> **What you have to do**
Tally the lines in the listing below that contain "this" and report the tally alone.

::::::::::

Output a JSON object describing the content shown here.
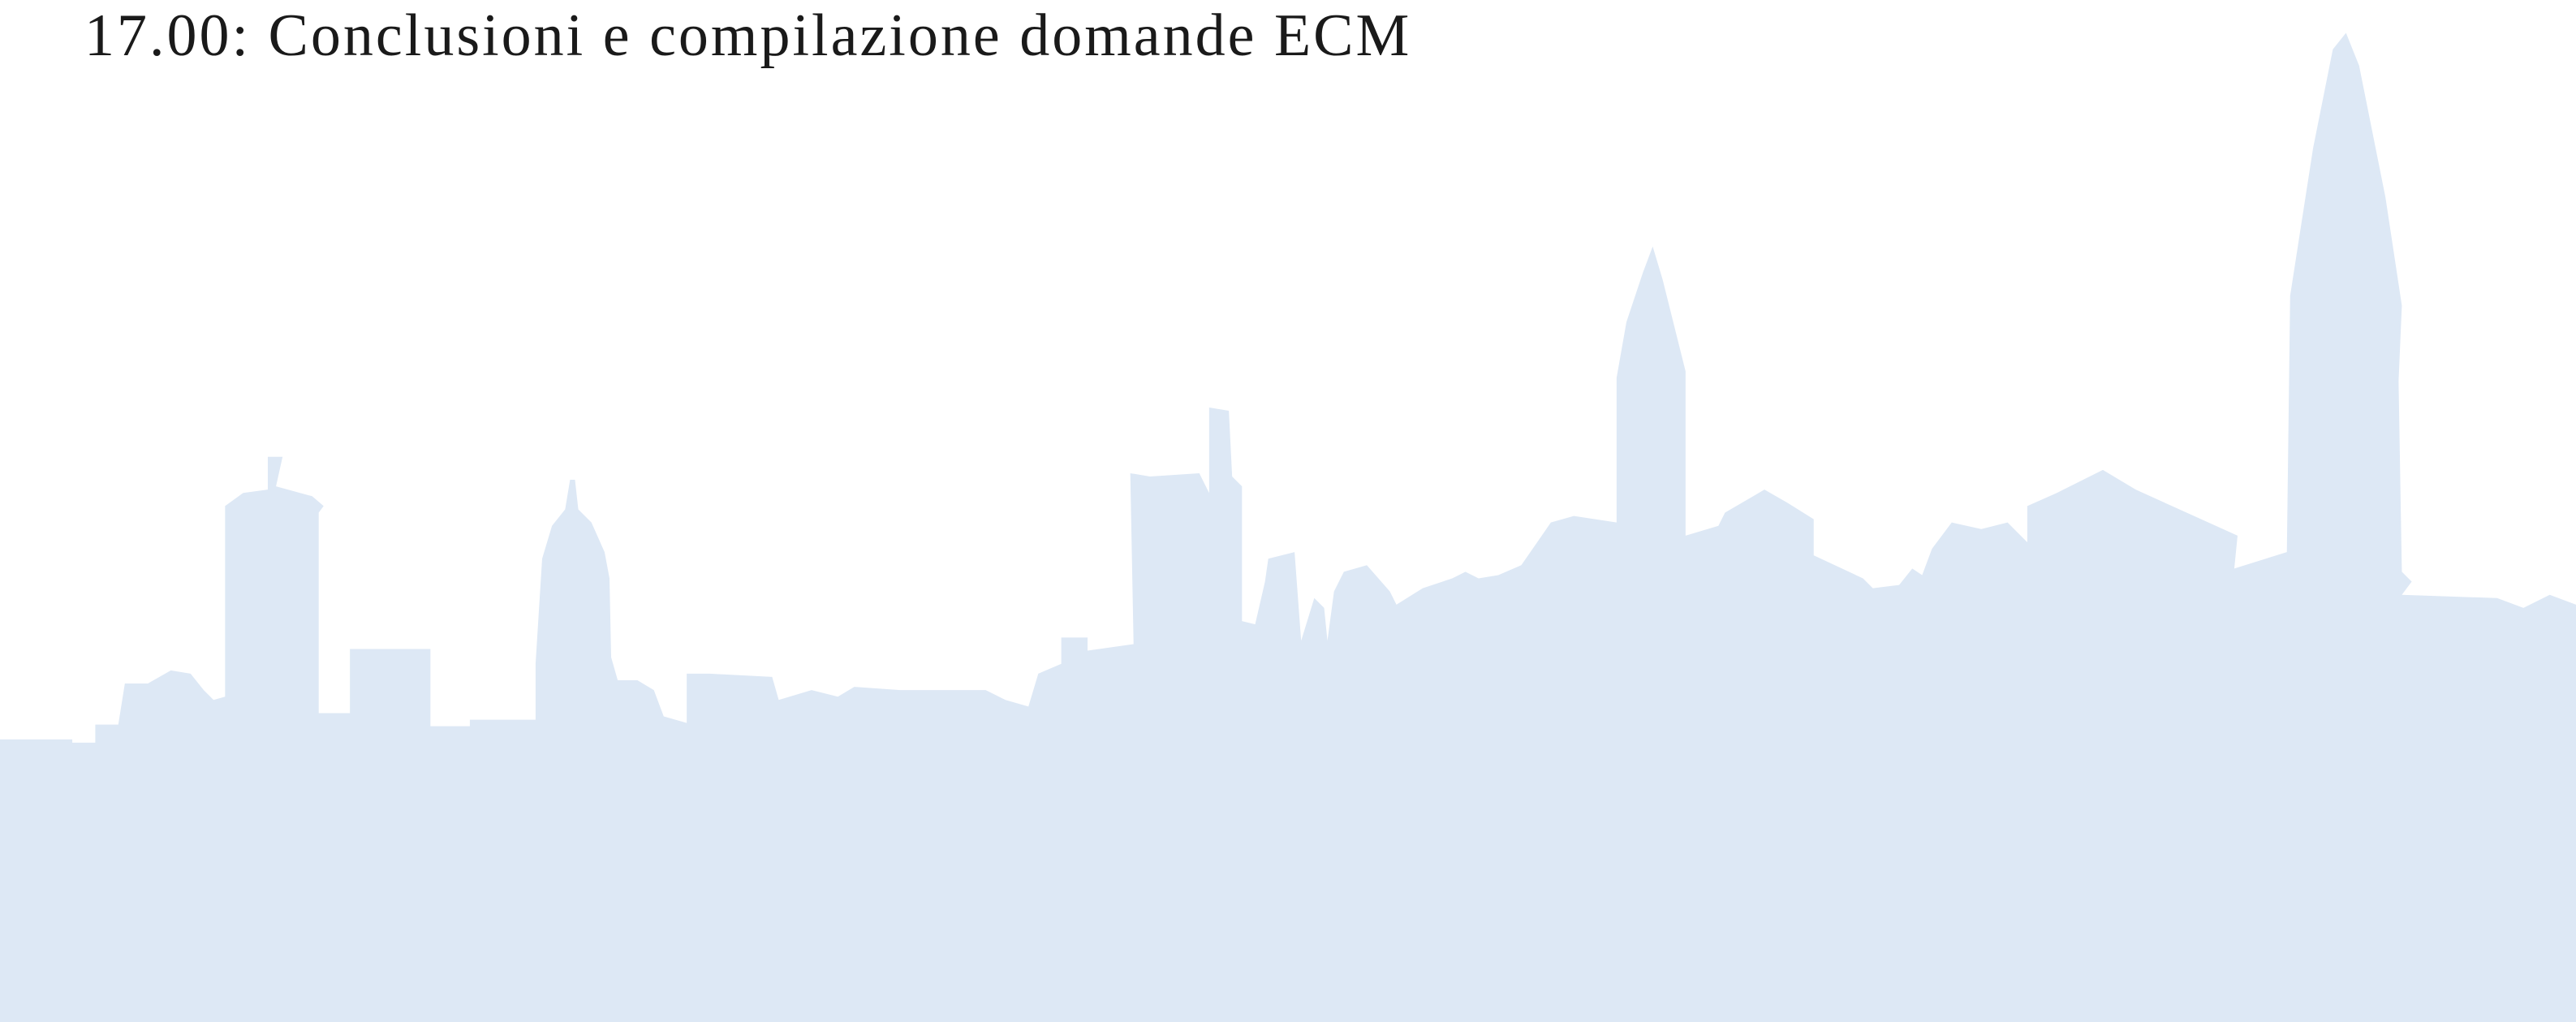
{
  "schedule": {
    "item": "17.00: Conclusioni e compilazione domande ECM"
  }
}
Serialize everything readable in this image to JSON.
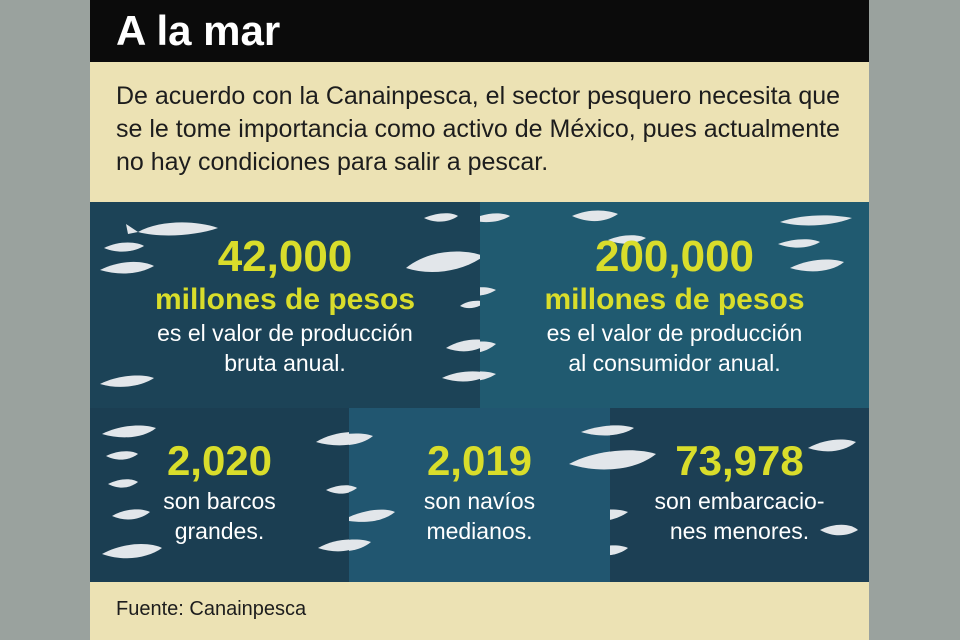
{
  "title": "A la mar",
  "intro": "De acuerdo con la Canainpesca, el sector pesquero necesita que se le tome importancia como activo de México, pues actualmente no hay condiciones para salir a pescar.",
  "colors": {
    "title_bar": "#0b0b0b",
    "card_background": "#ece2b4",
    "number_accent": "#d9dd2b",
    "panel_dark": "#1c4357",
    "panel_teal": "#205a70",
    "fish": "#e2e6ea"
  },
  "top_stats": [
    {
      "value": "42,000",
      "unit": "millones de pesos",
      "desc_line1": "es el valor de producción",
      "desc_line2": "bruta anual."
    },
    {
      "value": "200,000",
      "unit": "millones de pesos",
      "desc_line1": "es el valor de producción",
      "desc_line2": "al consumidor anual."
    }
  ],
  "bottom_stats": [
    {
      "value": "2,020",
      "desc_line1": "son barcos",
      "desc_line2": "grandes."
    },
    {
      "value": "2,019",
      "desc_line1": "son navíos",
      "desc_line2": "medianos."
    },
    {
      "value": "73,978",
      "desc_line1": "son embarcacio-",
      "desc_line2": "nes menores."
    }
  ],
  "source": "Fuente: Canainpesca",
  "decoration_icon": "fish-icon"
}
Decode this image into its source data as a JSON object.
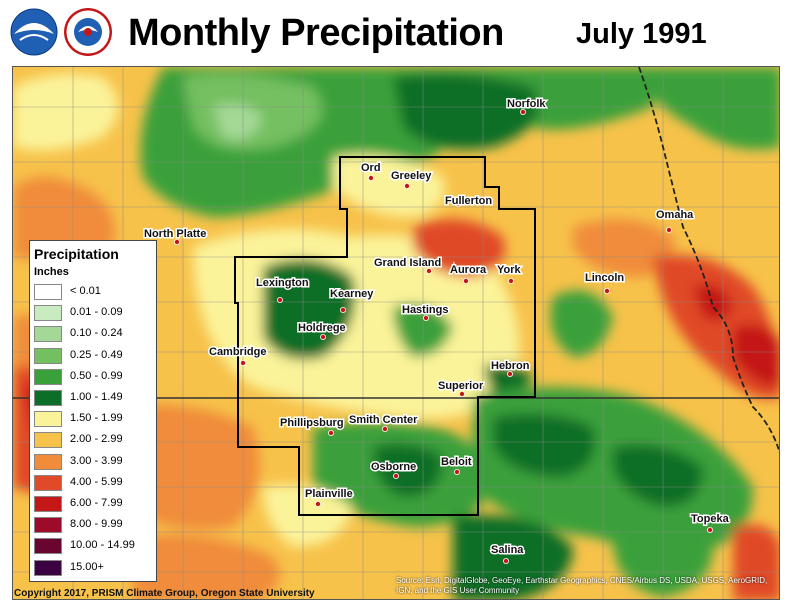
{
  "header": {
    "title": "Monthly Precipitation",
    "date": "July 1991"
  },
  "legend": {
    "title": "Precipitation",
    "unit": "Inches",
    "items": [
      {
        "label": "< 0.01",
        "color": "#ffffff"
      },
      {
        "label": "0.01 - 0.09",
        "color": "#c8ecc0"
      },
      {
        "label": "0.10 - 0.24",
        "color": "#a4d896"
      },
      {
        "label": "0.25 - 0.49",
        "color": "#74c060"
      },
      {
        "label": "0.50 - 0.99",
        "color": "#3aa03a"
      },
      {
        "label": "1.00 - 1.49",
        "color": "#0d6e28"
      },
      {
        "label": "1.50 - 1.99",
        "color": "#fbf39a"
      },
      {
        "label": "2.00 - 2.99",
        "color": "#f7c24a"
      },
      {
        "label": "3.00 - 3.99",
        "color": "#f08c3a"
      },
      {
        "label": "4.00 - 5.99",
        "color": "#e04a28"
      },
      {
        "label": "6.00 - 7.99",
        "color": "#c41818"
      },
      {
        "label": "8.00 - 9.99",
        "color": "#9e0a2a"
      },
      {
        "label": "10.00 - 14.99",
        "color": "#6a0530"
      },
      {
        "label": "15.00+",
        "color": "#3a0240"
      }
    ]
  },
  "cities": {
    "ord": "Ord",
    "greeley": "Greeley",
    "norfolk": "Norfolk",
    "fullerton": "Fullerton",
    "north_platte": "North Platte",
    "omaha": "Omaha",
    "grand_island": "Grand Island",
    "aurora": "Aurora",
    "york": "York",
    "lincoln": "Lincoln",
    "lexington": "Lexington",
    "kearney": "Kearney",
    "hastings": "Hastings",
    "holdrege": "Holdrege",
    "cambridge": "Cambridge",
    "hebron": "Hebron",
    "superior": "Superior",
    "phillipsburg": "Phillipsburg",
    "smith_center": "Smith Center",
    "osborne": "Osborne",
    "beloit": "Beloit",
    "plainville": "Plainville",
    "topeka": "Topeka",
    "salina": "Salina"
  },
  "footer": {
    "copyright": "Copyright 2017, PRISM Climate Group, Oregon State University",
    "sources": "Source: Esri, DigitalGlobe, GeoEye, Earthstar Geographics, CNES/Airbus DS, USDA, USGS, AeroGRID, IGN, and the GIS User Community"
  }
}
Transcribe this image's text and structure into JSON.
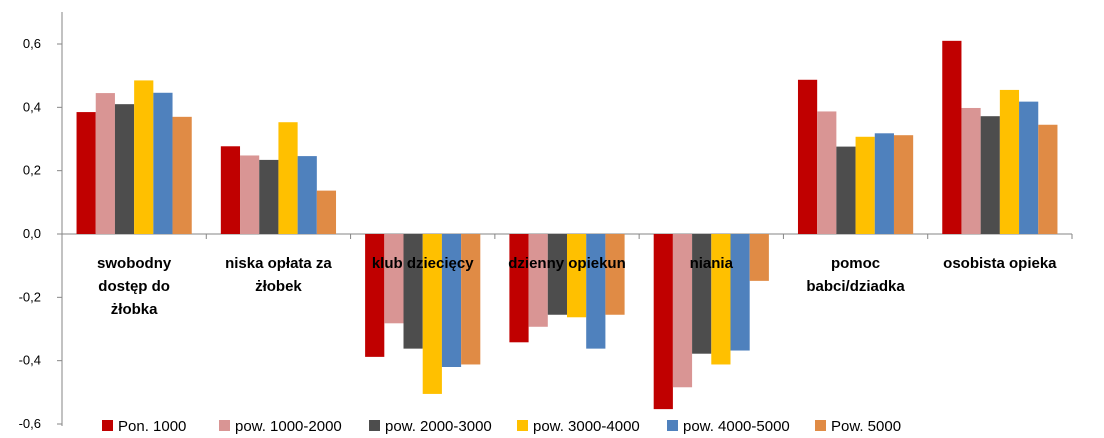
{
  "chart_data": {
    "type": "bar",
    "categories": [
      [
        "swobodny",
        "dostęp do",
        "żłobka"
      ],
      [
        "niska opłata za",
        "żłobek"
      ],
      [
        "klub dziecięcy"
      ],
      [
        "dzienny opiekun"
      ],
      [
        "niania"
      ],
      [
        "pomoc",
        "babci/dziadka"
      ],
      [
        "osobista opieka"
      ]
    ],
    "series": [
      {
        "name": "Pon. 1000",
        "color": "#c00000",
        "values": [
          0.385,
          0.277,
          -0.388,
          -0.342,
          -0.553,
          0.487,
          0.61
        ]
      },
      {
        "name": "pow. 1000-2000",
        "color": "#d99594",
        "values": [
          0.445,
          0.248,
          -0.282,
          -0.293,
          -0.484,
          0.387,
          0.398
        ]
      },
      {
        "name": "pow. 2000-3000",
        "color": "#4d4d4d",
        "values": [
          0.41,
          0.234,
          -0.362,
          -0.255,
          -0.378,
          0.276,
          0.372
        ]
      },
      {
        "name": "pow. 3000-4000",
        "color": "#ffc000",
        "values": [
          0.485,
          0.353,
          -0.505,
          -0.263,
          -0.412,
          0.307,
          0.455
        ]
      },
      {
        "name": "pow. 4000-5000",
        "color": "#4f81bd",
        "values": [
          0.446,
          0.246,
          -0.42,
          -0.362,
          -0.368,
          0.318,
          0.418
        ]
      },
      {
        "name": "Pow. 5000",
        "color": "#e08b45",
        "values": [
          0.37,
          0.137,
          -0.412,
          -0.255,
          -0.148,
          0.312,
          0.345
        ]
      }
    ],
    "yticks": [
      "0,6",
      "0,4",
      "0,2",
      "0,0",
      "-0,2",
      "-0,4",
      "-0,6"
    ],
    "ytick_values": [
      0.6,
      0.4,
      0.2,
      0.0,
      -0.2,
      -0.4,
      -0.6
    ],
    "ylim": [
      -0.6,
      0.6
    ],
    "grid": false,
    "legend_position": "bottom",
    "title": "",
    "xlabel": "",
    "ylabel": ""
  }
}
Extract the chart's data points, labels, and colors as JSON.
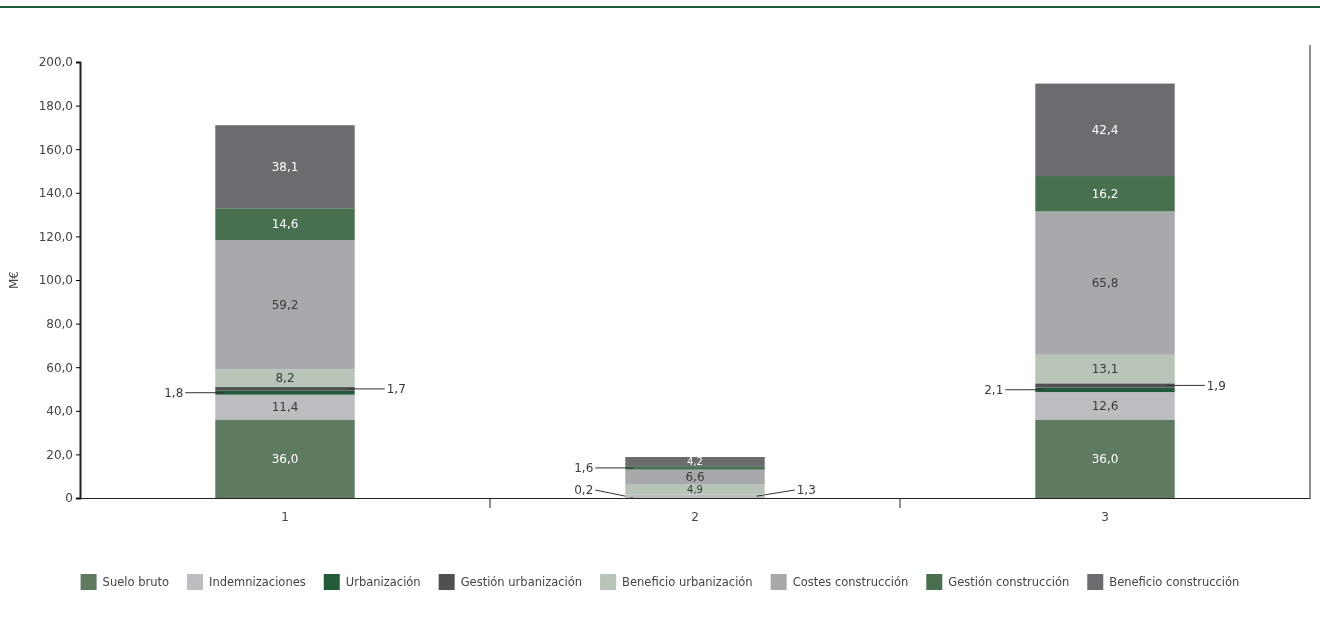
{
  "chart_data": {
    "type": "bar",
    "stacked": true,
    "ylabel": "M€",
    "categories": [
      "1",
      "2",
      "3"
    ],
    "ylim": [
      0,
      200
    ],
    "yticks": [
      0,
      {
        "value": 20,
        "label": "20,0"
      },
      {
        "value": 40,
        "label": "40,0"
      },
      {
        "value": 60,
        "label": "60,0"
      },
      {
        "value": 80,
        "label": "80,0"
      },
      {
        "value": 100,
        "label": "100,0"
      },
      {
        "value": 120,
        "label": "120,0"
      },
      {
        "value": 140,
        "label": "140,0"
      },
      {
        "value": 160,
        "label": "160,0"
      },
      {
        "value": 180,
        "label": "180,0"
      },
      {
        "value": 200,
        "label": "200,0"
      }
    ],
    "grid": false,
    "legend": "bottom",
    "series": [
      {
        "name": "Suelo bruto",
        "color": "#5e7b62",
        "values": [
          36.0,
          0.2,
          36.0
        ],
        "value_labels": [
          "36,0",
          "0,2",
          "36,0"
        ]
      },
      {
        "name": "Indemnizaciones",
        "color": "#bdbdc1",
        "values": [
          11.4,
          1.3,
          12.6
        ],
        "value_labels": [
          "11,4",
          "1,3",
          "12,6"
        ]
      },
      {
        "name": "Urbanización",
        "color": "#235a3a",
        "values": [
          1.8,
          null,
          2.1
        ],
        "value_labels": [
          "1,8",
          null,
          "2,1"
        ]
      },
      {
        "name": "Gestión urbanización",
        "color": "#505053",
        "values": [
          1.7,
          null,
          1.9
        ],
        "value_labels": [
          "1,7",
          null,
          "1,9"
        ]
      },
      {
        "name": "Beneficio urbanización",
        "color": "#b9c4b9",
        "values": [
          8.2,
          4.9,
          13.1
        ],
        "value_labels": [
          "8,2",
          "4,9",
          "13,1"
        ]
      },
      {
        "name": "Costes construcción",
        "color": "#a8a9ad",
        "values": [
          59.2,
          6.6,
          65.8
        ],
        "value_labels": [
          "59,2",
          "6,6",
          "65,8"
        ]
      },
      {
        "name": "Gestión construcción",
        "color": "#48704f",
        "values": [
          14.6,
          1.6,
          16.2
        ],
        "value_labels": [
          "14,6",
          "1,6",
          "16,2"
        ]
      },
      {
        "name": "Beneficio construcción",
        "color": "#6b6b70",
        "values": [
          38.1,
          4.2,
          42.4
        ],
        "value_labels": [
          "38,1",
          "4,2",
          "42,4"
        ]
      }
    ]
  }
}
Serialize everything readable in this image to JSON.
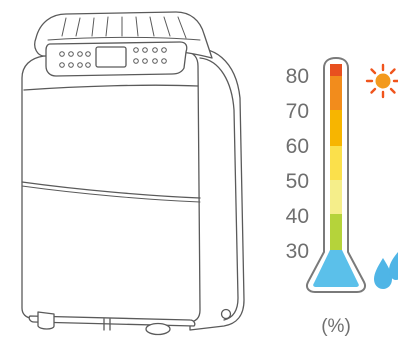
{
  "humidity_scale": {
    "labels": [
      "80",
      "70",
      "60",
      "50",
      "40",
      "30"
    ],
    "unit": "(%)",
    "band_colors": [
      "#e8501f",
      "#f28c1c",
      "#f7b500",
      "#fbe04b",
      "#f5ee8a",
      "#d7e27a",
      "#b5d33a",
      "#5bc0ea"
    ]
  },
  "icons": {
    "high_end": "sun-icon",
    "low_end": "water-drop-icon"
  }
}
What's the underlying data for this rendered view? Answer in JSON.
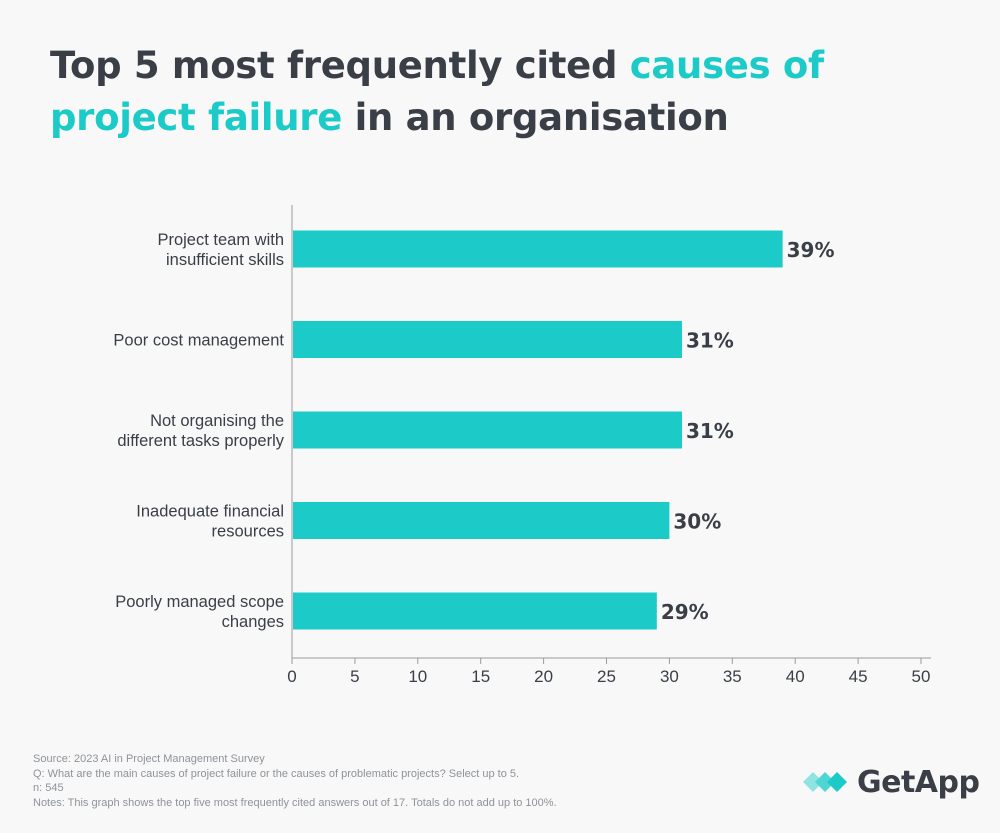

::::::::::

> **Correct output**
5